Data for this task ::
■ ■ ■

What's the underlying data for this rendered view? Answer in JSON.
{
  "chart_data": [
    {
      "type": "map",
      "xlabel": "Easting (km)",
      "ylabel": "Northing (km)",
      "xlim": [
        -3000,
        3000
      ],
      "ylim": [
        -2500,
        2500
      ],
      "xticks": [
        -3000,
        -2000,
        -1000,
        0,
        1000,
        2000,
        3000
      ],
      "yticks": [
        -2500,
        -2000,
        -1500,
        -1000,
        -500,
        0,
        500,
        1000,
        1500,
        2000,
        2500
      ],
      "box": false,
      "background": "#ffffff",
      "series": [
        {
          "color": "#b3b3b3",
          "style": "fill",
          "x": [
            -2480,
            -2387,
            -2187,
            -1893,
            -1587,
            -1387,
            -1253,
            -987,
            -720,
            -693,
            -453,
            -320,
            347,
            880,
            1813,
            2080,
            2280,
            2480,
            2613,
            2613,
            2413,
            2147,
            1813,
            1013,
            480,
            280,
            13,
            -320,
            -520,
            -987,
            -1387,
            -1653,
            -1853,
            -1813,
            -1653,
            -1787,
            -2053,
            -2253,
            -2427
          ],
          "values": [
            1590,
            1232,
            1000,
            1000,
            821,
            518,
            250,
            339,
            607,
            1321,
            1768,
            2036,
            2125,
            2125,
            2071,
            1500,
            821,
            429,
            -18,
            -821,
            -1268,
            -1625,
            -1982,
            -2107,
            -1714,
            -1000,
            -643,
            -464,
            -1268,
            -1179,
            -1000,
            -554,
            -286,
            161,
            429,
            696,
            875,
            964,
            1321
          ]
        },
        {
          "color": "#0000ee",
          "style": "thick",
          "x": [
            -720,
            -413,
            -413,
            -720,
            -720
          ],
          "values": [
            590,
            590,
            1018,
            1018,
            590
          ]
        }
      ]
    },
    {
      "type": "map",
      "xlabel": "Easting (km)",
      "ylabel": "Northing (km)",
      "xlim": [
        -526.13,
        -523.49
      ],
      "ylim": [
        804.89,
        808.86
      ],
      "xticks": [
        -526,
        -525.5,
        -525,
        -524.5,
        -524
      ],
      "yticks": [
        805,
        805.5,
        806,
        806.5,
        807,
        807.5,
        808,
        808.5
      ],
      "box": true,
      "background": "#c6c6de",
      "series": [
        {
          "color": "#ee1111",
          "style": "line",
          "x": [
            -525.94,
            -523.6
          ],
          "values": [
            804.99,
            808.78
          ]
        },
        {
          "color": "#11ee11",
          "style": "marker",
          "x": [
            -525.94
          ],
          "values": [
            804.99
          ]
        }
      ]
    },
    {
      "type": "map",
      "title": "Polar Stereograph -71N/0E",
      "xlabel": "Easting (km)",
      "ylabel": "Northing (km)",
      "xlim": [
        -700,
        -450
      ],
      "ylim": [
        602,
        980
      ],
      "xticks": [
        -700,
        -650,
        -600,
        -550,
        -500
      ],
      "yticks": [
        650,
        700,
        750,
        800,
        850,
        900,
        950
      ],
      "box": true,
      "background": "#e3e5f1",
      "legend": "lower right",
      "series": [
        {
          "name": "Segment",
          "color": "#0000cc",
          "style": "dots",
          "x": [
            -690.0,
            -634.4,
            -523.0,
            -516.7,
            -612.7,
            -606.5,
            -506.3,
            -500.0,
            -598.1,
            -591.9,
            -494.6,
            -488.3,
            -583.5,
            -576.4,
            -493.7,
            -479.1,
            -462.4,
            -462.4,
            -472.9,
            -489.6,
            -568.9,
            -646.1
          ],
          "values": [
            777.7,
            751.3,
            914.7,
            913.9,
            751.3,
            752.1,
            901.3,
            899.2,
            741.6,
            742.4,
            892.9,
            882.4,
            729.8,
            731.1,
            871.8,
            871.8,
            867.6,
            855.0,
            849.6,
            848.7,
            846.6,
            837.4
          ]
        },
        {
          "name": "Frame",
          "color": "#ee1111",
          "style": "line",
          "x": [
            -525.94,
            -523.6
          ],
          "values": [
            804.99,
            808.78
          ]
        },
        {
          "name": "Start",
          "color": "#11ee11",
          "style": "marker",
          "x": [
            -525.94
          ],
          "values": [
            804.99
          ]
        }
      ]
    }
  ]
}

■ ■ ■

Written request :: Reproduce each entry exactly, leaving out nothing.

Finished answer ::
What's the underlying data for this rendered view? Answer in JSON.
{
  "chart_data": [
    {
      "type": "map",
      "xlabel": "Easting (km)",
      "ylabel": "Northing (km)",
      "xlim": [
        -3000,
        3000
      ],
      "ylim": [
        -2500,
        2500
      ],
      "xticks": [
        -3000,
        -2000,
        -1000,
        0,
        1000,
        2000,
        3000
      ],
      "yticks": [
        -2500,
        -2000,
        -1500,
        -1000,
        -500,
        0,
        500,
        1000,
        1500,
        2000,
        2500
      ],
      "box": false,
      "background": "#ffffff",
      "series": [
        {
          "color": "#b3b3b3",
          "style": "fill",
          "x": [
            -2480,
            -2387,
            -2187,
            -1893,
            -1587,
            -1387,
            -1253,
            -987,
            -720,
            -693,
            -453,
            -320,
            347,
            880,
            1813,
            2080,
            2280,
            2480,
            2613,
            2613,
            2413,
            2147,
            1813,
            1013,
            480,
            280,
            13,
            -320,
            -520,
            -987,
            -1387,
            -1653,
            -1853,
            -1813,
            -1653,
            -1787,
            -2053,
            -2253,
            -2427
          ],
          "values": [
            1590,
            1232,
            1000,
            1000,
            821,
            518,
            250,
            339,
            607,
            1321,
            1768,
            2036,
            2125,
            2125,
            2071,
            1500,
            821,
            429,
            -18,
            -821,
            -1268,
            -1625,
            -1982,
            -2107,
            -1714,
            -1000,
            -643,
            -464,
            -1268,
            -1179,
            -1000,
            -554,
            -286,
            161,
            429,
            696,
            875,
            964,
            1321
          ]
        },
        {
          "color": "#0000ee",
          "style": "thick",
          "x": [
            -720,
            -413,
            -413,
            -720,
            -720
          ],
          "values": [
            590,
            590,
            1018,
            1018,
            590
          ]
        }
      ]
    },
    {
      "type": "map",
      "xlabel": "Easting (km)",
      "ylabel": "Northing (km)",
      "xlim": [
        -526.13,
        -523.49
      ],
      "ylim": [
        804.89,
        808.86
      ],
      "xticks": [
        -526,
        -525.5,
        -525,
        -524.5,
        -524
      ],
      "yticks": [
        805,
        805.5,
        806,
        806.5,
        807,
        807.5,
        808,
        808.5
      ],
      "box": true,
      "background": "#c6c6de",
      "series": [
        {
          "color": "#ee1111",
          "style": "line",
          "x": [
            -525.94,
            -523.6
          ],
          "values": [
            804.99,
            808.78
          ]
        },
        {
          "color": "#11ee11",
          "style": "marker",
          "x": [
            -525.94
          ],
          "values": [
            804.99
          ]
        }
      ]
    },
    {
      "type": "map",
      "title": "Polar Stereograph -71N/0E",
      "xlabel": "Easting (km)",
      "ylabel": "Northing (km)",
      "xlim": [
        -700,
        -450
      ],
      "ylim": [
        602,
        980
      ],
      "xticks": [
        -700,
        -650,
        -600,
        -550,
        -500
      ],
      "yticks": [
        650,
        700,
        750,
        800,
        850,
        900,
        950
      ],
      "box": true,
      "background": "#e3e5f1",
      "legend": "lower right",
      "series": [
        {
          "name": "Segment",
          "color": "#0000cc",
          "style": "dots",
          "x": [
            -690.0,
            -634.4,
            -523.0,
            -516.7,
            -612.7,
            -606.5,
            -506.3,
            -500.0,
            -598.1,
            -591.9,
            -494.6,
            -488.3,
            -583.5,
            -576.4,
            -493.7,
            -479.1,
            -462.4,
            -462.4,
            -472.9,
            -489.6,
            -568.9,
            -646.1
          ],
          "values": [
            777.7,
            751.3,
            914.7,
            913.9,
            751.3,
            752.1,
            901.3,
            899.2,
            741.6,
            742.4,
            892.9,
            882.4,
            729.8,
            731.1,
            871.8,
            871.8,
            867.6,
            855.0,
            849.6,
            848.7,
            846.6,
            837.4
          ]
        },
        {
          "name": "Frame",
          "color": "#ee1111",
          "style": "line",
          "x": [
            -525.94,
            -523.6
          ],
          "values": [
            804.99,
            808.78
          ]
        },
        {
          "name": "Start",
          "color": "#11ee11",
          "style": "marker",
          "x": [
            -525.94
          ],
          "values": [
            804.99
          ]
        }
      ]
    }
  ]
}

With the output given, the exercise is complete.